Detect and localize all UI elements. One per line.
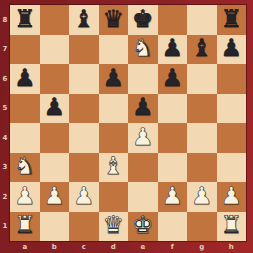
file-labels: abcdefgh: [10, 241, 246, 253]
square-h7[interactable]: ♟: [217, 35, 247, 65]
square-c2[interactable]: ♟: [69, 182, 99, 212]
rank-label-8: 8: [0, 5, 10, 35]
square-g1[interactable]: [187, 212, 217, 242]
square-h3[interactable]: [217, 153, 247, 183]
square-d3[interactable]: ♝: [99, 153, 129, 183]
square-d5[interactable]: [99, 94, 129, 124]
square-g5[interactable]: [187, 94, 217, 124]
white-king-e1[interactable]: ♚: [132, 213, 154, 237]
square-e5[interactable]: ♟: [128, 94, 158, 124]
square-g4[interactable]: [187, 123, 217, 153]
square-d6[interactable]: ♟: [99, 64, 129, 94]
black-rook-h8[interactable]: ♜: [220, 7, 242, 31]
black-bishop-g7[interactable]: ♝: [191, 36, 213, 60]
square-d8[interactable]: ♛: [99, 5, 129, 35]
square-b1[interactable]: [40, 212, 70, 242]
black-queen-d8[interactable]: ♛: [102, 7, 124, 31]
square-b4[interactable]: [40, 123, 70, 153]
black-pawn-e5[interactable]: ♟: [132, 95, 154, 119]
file-label-g: g: [187, 241, 217, 253]
file-label-e: e: [128, 241, 158, 253]
square-d2[interactable]: [99, 182, 129, 212]
white-pawn-b2[interactable]: ♟: [43, 184, 65, 208]
square-f1[interactable]: [158, 212, 188, 242]
square-f3[interactable]: [158, 153, 188, 183]
square-e7[interactable]: ♞: [128, 35, 158, 65]
square-e2[interactable]: [128, 182, 158, 212]
square-b3[interactable]: [40, 153, 70, 183]
square-g6[interactable]: [187, 64, 217, 94]
square-a7[interactable]: [10, 35, 40, 65]
square-c4[interactable]: [69, 123, 99, 153]
square-d7[interactable]: [99, 35, 129, 65]
square-e4[interactable]: ♟: [128, 123, 158, 153]
white-pawn-f2[interactable]: ♟: [161, 184, 183, 208]
square-a8[interactable]: ♜: [10, 5, 40, 35]
square-g8[interactable]: [187, 5, 217, 35]
file-label-b: b: [40, 241, 70, 253]
square-f8[interactable]: [158, 5, 188, 35]
file-label-c: c: [69, 241, 99, 253]
rank-label-7: 7: [0, 35, 10, 65]
black-pawn-b5[interactable]: ♟: [43, 95, 65, 119]
rank-label-2: 2: [0, 182, 10, 212]
white-knight-e7[interactable]: ♞: [132, 36, 154, 60]
square-g2[interactable]: ♟: [187, 182, 217, 212]
black-pawn-h7[interactable]: ♟: [220, 36, 242, 60]
square-b2[interactable]: ♟: [40, 182, 70, 212]
square-a5[interactable]: [10, 94, 40, 124]
square-b5[interactable]: ♟: [40, 94, 70, 124]
rank-label-6: 6: [0, 64, 10, 94]
white-rook-a1[interactable]: ♜: [14, 213, 36, 237]
square-d1[interactable]: ♛: [99, 212, 129, 242]
square-c5[interactable]: [69, 94, 99, 124]
square-h6[interactable]: [217, 64, 247, 94]
white-pawn-h2[interactable]: ♟: [220, 184, 242, 208]
black-rook-a8[interactable]: ♜: [14, 7, 36, 31]
square-e1[interactable]: ♚: [128, 212, 158, 242]
square-f4[interactable]: [158, 123, 188, 153]
square-d4[interactable]: [99, 123, 129, 153]
white-pawn-e4[interactable]: ♟: [132, 125, 154, 149]
square-h5[interactable]: [217, 94, 247, 124]
rank-label-1: 1: [0, 212, 10, 242]
black-pawn-f6[interactable]: ♟: [161, 66, 183, 90]
white-queen-d1[interactable]: ♛: [102, 213, 124, 237]
white-knight-a3[interactable]: ♞: [14, 154, 36, 178]
file-label-a: a: [10, 241, 40, 253]
file-label-d: d: [99, 241, 129, 253]
square-c6[interactable]: [69, 64, 99, 94]
black-pawn-a6[interactable]: ♟: [14, 66, 36, 90]
rank-labels: 87654321: [0, 5, 10, 241]
square-a4[interactable]: [10, 123, 40, 153]
rank-label-3: 3: [0, 153, 10, 183]
black-bishop-c8[interactable]: ♝: [73, 7, 95, 31]
square-h2[interactable]: ♟: [217, 182, 247, 212]
square-c8[interactable]: ♝: [69, 5, 99, 35]
square-f7[interactable]: ♟: [158, 35, 188, 65]
black-pawn-d6[interactable]: ♟: [102, 66, 124, 90]
white-rook-h1[interactable]: ♜: [220, 213, 242, 237]
chess-board-frame: 87654321 ♜♝♛♚♜♞♟♝♟♟♟♟♟♟♟♞♝♟♟♟♟♟♟♜♛♚♜ abc…: [0, 0, 253, 253]
square-a3[interactable]: ♞: [10, 153, 40, 183]
black-king-e8[interactable]: ♚: [132, 7, 154, 31]
square-e3[interactable]: [128, 153, 158, 183]
square-h1[interactable]: ♜: [217, 212, 247, 242]
square-c3[interactable]: [69, 153, 99, 183]
square-a1[interactable]: ♜: [10, 212, 40, 242]
square-b6[interactable]: [40, 64, 70, 94]
square-b7[interactable]: [40, 35, 70, 65]
square-c1[interactable]: [69, 212, 99, 242]
rank-label-5: 5: [0, 94, 10, 124]
square-h8[interactable]: ♜: [217, 5, 247, 35]
file-label-f: f: [158, 241, 188, 253]
black-pawn-f7[interactable]: ♟: [161, 36, 183, 60]
square-b8[interactable]: [40, 5, 70, 35]
square-e6[interactable]: [128, 64, 158, 94]
square-a6[interactable]: ♟: [10, 64, 40, 94]
square-g7[interactable]: ♝: [187, 35, 217, 65]
white-pawn-a2[interactable]: ♟: [14, 184, 36, 208]
file-label-h: h: [217, 241, 247, 253]
white-bishop-d3[interactable]: ♝: [102, 154, 124, 178]
square-c7[interactable]: [69, 35, 99, 65]
square-g3[interactable]: [187, 153, 217, 183]
rank-label-4: 4: [0, 123, 10, 153]
white-pawn-c2[interactable]: ♟: [73, 184, 95, 208]
square-f5[interactable]: [158, 94, 188, 124]
chess-board: ♜♝♛♚♜♞♟♝♟♟♟♟♟♟♟♞♝♟♟♟♟♟♟♜♛♚♜: [10, 5, 246, 241]
square-f2[interactable]: ♟: [158, 182, 188, 212]
square-f6[interactable]: ♟: [158, 64, 188, 94]
white-pawn-g2[interactable]: ♟: [191, 184, 213, 208]
square-e8[interactable]: ♚: [128, 5, 158, 35]
square-h4[interactable]: [217, 123, 247, 153]
square-a2[interactable]: ♟: [10, 182, 40, 212]
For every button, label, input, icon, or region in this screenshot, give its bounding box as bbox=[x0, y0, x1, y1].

□ □ □

Return every item above, reproducing each line precisely and omitting the pictures.

Detect and localize all UI elements. One per line.
file-labels: abcdefgh: [10, 241, 246, 253]
square-h7[interactable]: ♟: [217, 35, 247, 65]
square-c2[interactable]: ♟: [69, 182, 99, 212]
rank-label-8: 8: [0, 5, 10, 35]
square-g1[interactable]: [187, 212, 217, 242]
square-h3[interactable]: [217, 153, 247, 183]
square-d3[interactable]: ♝: [99, 153, 129, 183]
square-d5[interactable]: [99, 94, 129, 124]
square-g5[interactable]: [187, 94, 217, 124]
white-king-e1[interactable]: ♚: [132, 213, 154, 237]
square-e5[interactable]: ♟: [128, 94, 158, 124]
square-g4[interactable]: [187, 123, 217, 153]
square-d6[interactable]: ♟: [99, 64, 129, 94]
black-rook-h8[interactable]: ♜: [220, 7, 242, 31]
black-bishop-g7[interactable]: ♝: [191, 36, 213, 60]
square-d8[interactable]: ♛: [99, 5, 129, 35]
square-b1[interactable]: [40, 212, 70, 242]
black-queen-d8[interactable]: ♛: [102, 7, 124, 31]
square-b4[interactable]: [40, 123, 70, 153]
black-pawn-e5[interactable]: ♟: [132, 95, 154, 119]
file-label-g: g: [187, 241, 217, 253]
file-label-e: e: [128, 241, 158, 253]
square-d2[interactable]: [99, 182, 129, 212]
white-pawn-b2[interactable]: ♟: [43, 184, 65, 208]
square-f1[interactable]: [158, 212, 188, 242]
square-f3[interactable]: [158, 153, 188, 183]
square-e7[interactable]: ♞: [128, 35, 158, 65]
square-e2[interactable]: [128, 182, 158, 212]
square-b3[interactable]: [40, 153, 70, 183]
square-g6[interactable]: [187, 64, 217, 94]
square-a7[interactable]: [10, 35, 40, 65]
square-c4[interactable]: [69, 123, 99, 153]
square-d7[interactable]: [99, 35, 129, 65]
square-e4[interactable]: ♟: [128, 123, 158, 153]
white-pawn-f2[interactable]: ♟: [161, 184, 183, 208]
square-a8[interactable]: ♜: [10, 5, 40, 35]
square-g8[interactable]: [187, 5, 217, 35]
file-label-b: b: [40, 241, 70, 253]
square-f8[interactable]: [158, 5, 188, 35]
file-label-c: c: [69, 241, 99, 253]
rank-label-7: 7: [0, 35, 10, 65]
black-pawn-b5[interactable]: ♟: [43, 95, 65, 119]
rank-label-2: 2: [0, 182, 10, 212]
white-knight-e7[interactable]: ♞: [132, 36, 154, 60]
square-g2[interactable]: ♟: [187, 182, 217, 212]
black-pawn-h7[interactable]: ♟: [220, 36, 242, 60]
square-b2[interactable]: ♟: [40, 182, 70, 212]
square-a5[interactable]: [10, 94, 40, 124]
square-b5[interactable]: ♟: [40, 94, 70, 124]
rank-label-6: 6: [0, 64, 10, 94]
white-rook-a1[interactable]: ♜: [14, 213, 36, 237]
square-d1[interactable]: ♛: [99, 212, 129, 242]
square-c5[interactable]: [69, 94, 99, 124]
square-h6[interactable]: [217, 64, 247, 94]
white-pawn-h2[interactable]: ♟: [220, 184, 242, 208]
black-rook-a8[interactable]: ♜: [14, 7, 36, 31]
square-e1[interactable]: ♚: [128, 212, 158, 242]
square-f4[interactable]: [158, 123, 188, 153]
square-d4[interactable]: [99, 123, 129, 153]
white-pawn-e4[interactable]: ♟: [132, 125, 154, 149]
square-h5[interactable]: [217, 94, 247, 124]
rank-label-1: 1: [0, 212, 10, 242]
black-pawn-f6[interactable]: ♟: [161, 66, 183, 90]
white-queen-d1[interactable]: ♛: [102, 213, 124, 237]
white-knight-a3[interactable]: ♞: [14, 154, 36, 178]
file-label-a: a: [10, 241, 40, 253]
file-label-d: d: [99, 241, 129, 253]
square-c6[interactable]: [69, 64, 99, 94]
black-pawn-a6[interactable]: ♟: [14, 66, 36, 90]
rank-labels: 87654321: [0, 5, 10, 241]
square-a4[interactable]: [10, 123, 40, 153]
rank-label-3: 3: [0, 153, 10, 183]
black-bishop-c8[interactable]: ♝: [73, 7, 95, 31]
square-h2[interactable]: ♟: [217, 182, 247, 212]
square-c8[interactable]: ♝: [69, 5, 99, 35]
square-f7[interactable]: ♟: [158, 35, 188, 65]
black-pawn-d6[interactable]: ♟: [102, 66, 124, 90]
white-rook-h1[interactable]: ♜: [220, 213, 242, 237]
chess-board-frame: 87654321 ♜♝♛♚♜♞♟♝♟♟♟♟♟♟♟♞♝♟♟♟♟♟♟♜♛♚♜ abc…: [0, 0, 253, 253]
square-a3[interactable]: ♞: [10, 153, 40, 183]
black-king-e8[interactable]: ♚: [132, 7, 154, 31]
square-e3[interactable]: [128, 153, 158, 183]
square-h1[interactable]: ♜: [217, 212, 247, 242]
square-c3[interactable]: [69, 153, 99, 183]
square-a1[interactable]: ♜: [10, 212, 40, 242]
square-b6[interactable]: [40, 64, 70, 94]
square-b7[interactable]: [40, 35, 70, 65]
square-c1[interactable]: [69, 212, 99, 242]
rank-label-5: 5: [0, 94, 10, 124]
square-h8[interactable]: ♜: [217, 5, 247, 35]
file-label-f: f: [158, 241, 188, 253]
black-pawn-f7[interactable]: ♟: [161, 36, 183, 60]
square-b8[interactable]: [40, 5, 70, 35]
square-e6[interactable]: [128, 64, 158, 94]
square-a6[interactable]: ♟: [10, 64, 40, 94]
square-g7[interactable]: ♝: [187, 35, 217, 65]
white-pawn-a2[interactable]: ♟: [14, 184, 36, 208]
file-label-h: h: [217, 241, 247, 253]
white-bishop-d3[interactable]: ♝: [102, 154, 124, 178]
square-c7[interactable]: [69, 35, 99, 65]
square-g3[interactable]: [187, 153, 217, 183]
rank-label-4: 4: [0, 123, 10, 153]
white-pawn-c2[interactable]: ♟: [73, 184, 95, 208]
square-f5[interactable]: [158, 94, 188, 124]
chess-board: ♜♝♛♚♜♞♟♝♟♟♟♟♟♟♟♞♝♟♟♟♟♟♟♜♛♚♜: [10, 5, 246, 241]
square-f2[interactable]: ♟: [158, 182, 188, 212]
square-f6[interactable]: ♟: [158, 64, 188, 94]
white-pawn-g2[interactable]: ♟: [191, 184, 213, 208]
square-e8[interactable]: ♚: [128, 5, 158, 35]
square-h4[interactable]: [217, 123, 247, 153]
square-a2[interactable]: ♟: [10, 182, 40, 212]
For every button, label, input, icon, or region in this screenshot, give its bounding box as bbox=[x0, y0, x1, y1].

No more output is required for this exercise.